** START **

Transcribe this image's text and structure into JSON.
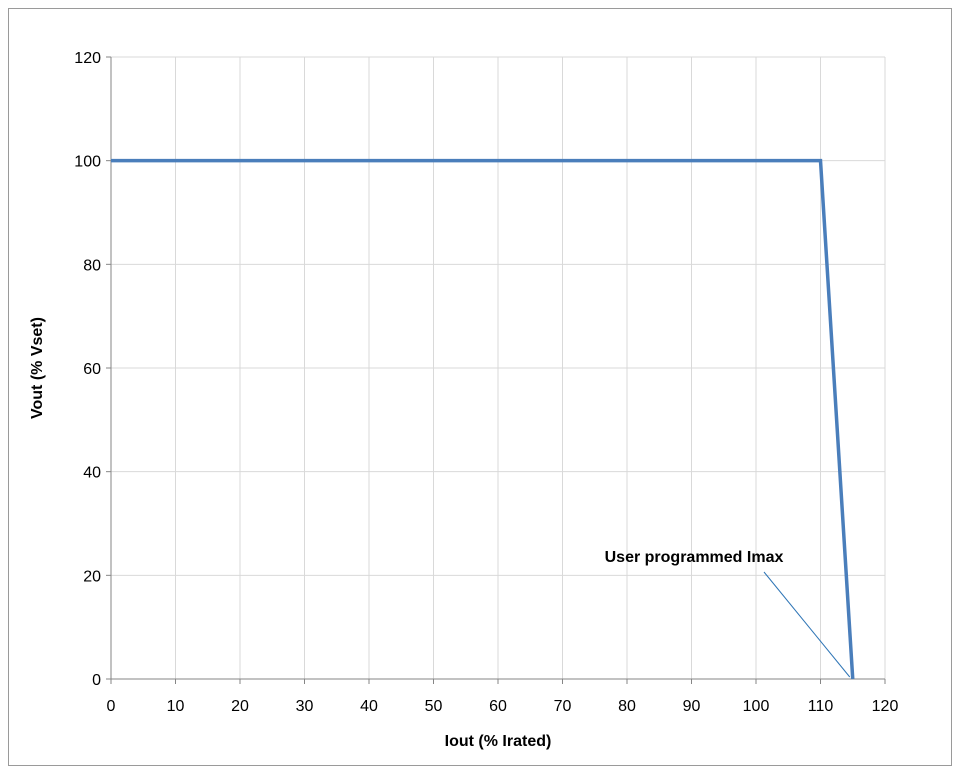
{
  "chart_data": {
    "type": "line",
    "title": "",
    "xlabel": "Iout (% Irated)",
    "ylabel": "Vout (% Vset)",
    "xlim": [
      0,
      120
    ],
    "ylim": [
      0,
      120
    ],
    "x_ticks": [
      0,
      10,
      20,
      30,
      40,
      50,
      60,
      70,
      80,
      90,
      100,
      110,
      120
    ],
    "y_ticks": [
      0,
      20,
      40,
      60,
      80,
      100,
      120
    ],
    "grid": true,
    "series": [
      {
        "x": [
          0,
          110,
          115
        ],
        "y": [
          100,
          100,
          0
        ]
      }
    ],
    "annotations": [
      {
        "text": "User programmed Imax",
        "x": 115,
        "y": 0
      }
    ],
    "colors": {
      "line": "#4a7ebb",
      "grid": "#d9d9d9",
      "axis": "#868686",
      "annotation_line": "#2e75b6"
    }
  }
}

** END **

Objective:
Leave the images out and output the remaining material exactly as it stands.

Solution:
Transcribe this image's text and structure into JSON.
{
  "chart_data": {
    "type": "line",
    "title": "",
    "xlabel": "Iout (% Irated)",
    "ylabel": "Vout (% Vset)",
    "xlim": [
      0,
      120
    ],
    "ylim": [
      0,
      120
    ],
    "x_ticks": [
      0,
      10,
      20,
      30,
      40,
      50,
      60,
      70,
      80,
      90,
      100,
      110,
      120
    ],
    "y_ticks": [
      0,
      20,
      40,
      60,
      80,
      100,
      120
    ],
    "grid": true,
    "series": [
      {
        "x": [
          0,
          110,
          115
        ],
        "y": [
          100,
          100,
          0
        ]
      }
    ],
    "annotations": [
      {
        "text": "User programmed Imax",
        "x": 115,
        "y": 0
      }
    ],
    "colors": {
      "line": "#4a7ebb",
      "grid": "#d9d9d9",
      "axis": "#868686",
      "annotation_line": "#2e75b6"
    }
  }
}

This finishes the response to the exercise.